_Problem requirements_
Restate the listing below word for word, omitting any images.

%%

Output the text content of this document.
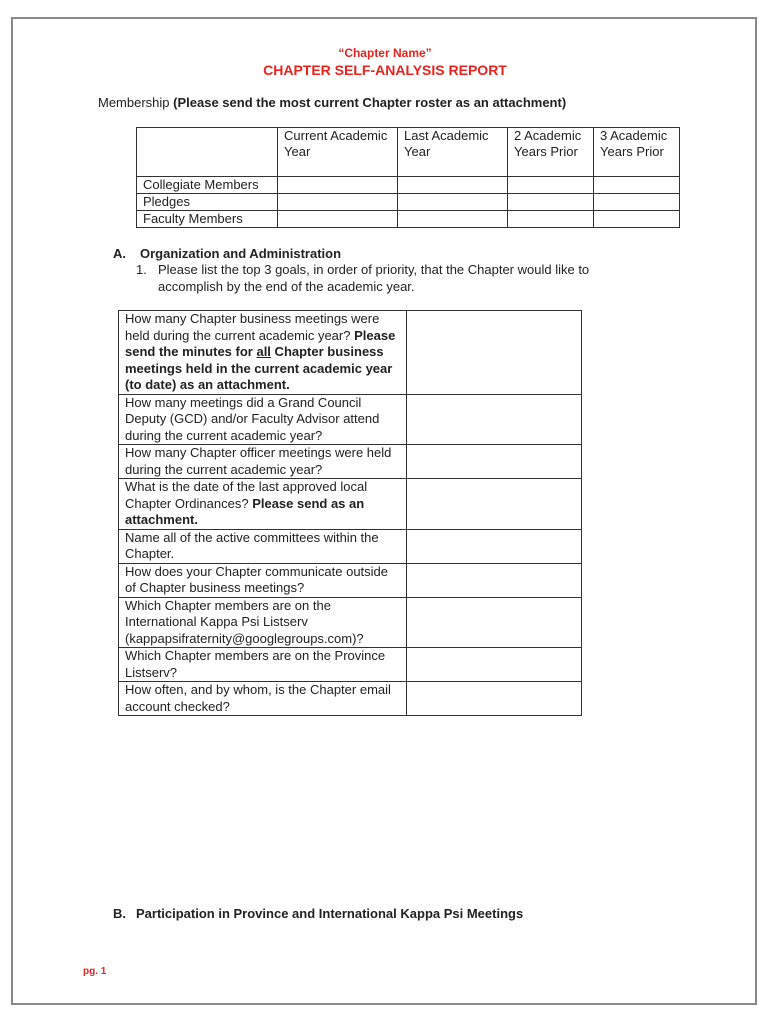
“Chapter Name”
CHAPTER SELF-ANALYSIS REPORT
Membership (Please send the most current Chapter roster as an attachment)
	Current Academic Year	Last Academic Year	2 Academic Years Prior	3 Academic Years Prior
Collegiate Members				
Pledges				
Faculty Members				
A. Organization and Administration
1. Please list the top 3 goals, in order of priority, that the Chapter would like to accomplish by the end of the academic year.
How many Chapter business meetings were held during the current academic year? Please send the minutes for all Chapter business meetings held in the current academic year (to date) as an attachment.	
How many meetings did a Grand Council Deputy (GCD) and/or Faculty Advisor attend during the current academic year?	
How many Chapter officer meetings were held during the current academic year?	
What is the date of the last approved local Chapter Ordinances? Please send as an attachment.	
Name all of the active committees within the Chapter.	
How does your Chapter communicate outside of Chapter business meetings?	
Which Chapter members are on the International Kappa Psi Listserv (kappapsifraternity@googlegroups.com)?	
Which Chapter members are on the Province Listserv?	
How often, and by whom, is the Chapter email account checked?	
B. Participation in Province and International Kappa Psi Meetings
pg. 1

%%

_Full response_
Output the text content of this document.
“Chapter Name”
CHAPTER SELF-ANALYSIS REPORT
Membership (Please send the most current Chapter roster as an attachment)
	Current Academic Year	Last Academic Year	2 Academic Years Prior	3 Academic Years Prior
Collegiate Members				
Pledges				
Faculty Members				
A. Organization and Administration
1. Please list the top 3 goals, in order of priority, that the Chapter would like to accomplish by the end of the academic year.
How many Chapter business meetings were held during the current academic year? Please send the minutes for all Chapter business meetings held in the current academic year (to date) as an attachment.	
How many meetings did a Grand Council Deputy (GCD) and/or Faculty Advisor attend during the current academic year?	
How many Chapter officer meetings were held during the current academic year?	
What is the date of the last approved local Chapter Ordinances? Please send as an attachment.	
Name all of the active committees within the Chapter.	
How does your Chapter communicate outside of Chapter business meetings?	
Which Chapter members are on the International Kappa Psi Listserv (kappapsifraternity@googlegroups.com)?	
Which Chapter members are on the Province Listserv?	
How often, and by whom, is the Chapter email account checked?	
B. Participation in Province and International Kappa Psi Meetings
pg. 1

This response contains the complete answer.